Problem description
How many lines in this material include the string "title"? Answer with the number and nothing further.

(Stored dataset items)
============
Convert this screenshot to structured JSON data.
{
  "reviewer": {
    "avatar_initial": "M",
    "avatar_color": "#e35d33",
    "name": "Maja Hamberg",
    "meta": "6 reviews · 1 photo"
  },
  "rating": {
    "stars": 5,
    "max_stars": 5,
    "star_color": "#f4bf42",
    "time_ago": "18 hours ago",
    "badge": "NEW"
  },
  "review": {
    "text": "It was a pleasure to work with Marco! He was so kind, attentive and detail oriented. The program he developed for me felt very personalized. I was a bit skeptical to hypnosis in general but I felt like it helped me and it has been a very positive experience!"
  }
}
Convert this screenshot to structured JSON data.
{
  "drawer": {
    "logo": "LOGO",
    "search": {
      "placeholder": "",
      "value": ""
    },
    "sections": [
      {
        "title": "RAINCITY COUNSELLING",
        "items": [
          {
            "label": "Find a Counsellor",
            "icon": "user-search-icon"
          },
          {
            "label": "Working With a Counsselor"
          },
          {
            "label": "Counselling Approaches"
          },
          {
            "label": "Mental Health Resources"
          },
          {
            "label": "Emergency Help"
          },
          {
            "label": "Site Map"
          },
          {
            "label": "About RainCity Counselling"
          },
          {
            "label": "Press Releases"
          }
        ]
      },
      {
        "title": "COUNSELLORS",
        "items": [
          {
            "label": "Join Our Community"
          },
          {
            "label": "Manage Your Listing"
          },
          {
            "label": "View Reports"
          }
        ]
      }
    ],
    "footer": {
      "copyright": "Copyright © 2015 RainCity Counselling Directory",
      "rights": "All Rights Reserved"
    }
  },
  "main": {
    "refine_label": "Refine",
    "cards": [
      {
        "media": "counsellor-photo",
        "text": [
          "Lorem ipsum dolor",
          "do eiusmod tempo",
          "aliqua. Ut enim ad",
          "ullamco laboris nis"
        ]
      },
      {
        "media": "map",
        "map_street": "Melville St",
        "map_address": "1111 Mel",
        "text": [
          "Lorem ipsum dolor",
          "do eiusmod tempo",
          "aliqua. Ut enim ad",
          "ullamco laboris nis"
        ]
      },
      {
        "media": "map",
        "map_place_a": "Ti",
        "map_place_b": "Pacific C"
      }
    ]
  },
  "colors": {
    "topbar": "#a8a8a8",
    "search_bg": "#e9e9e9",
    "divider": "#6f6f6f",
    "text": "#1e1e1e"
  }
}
============
Written answer
2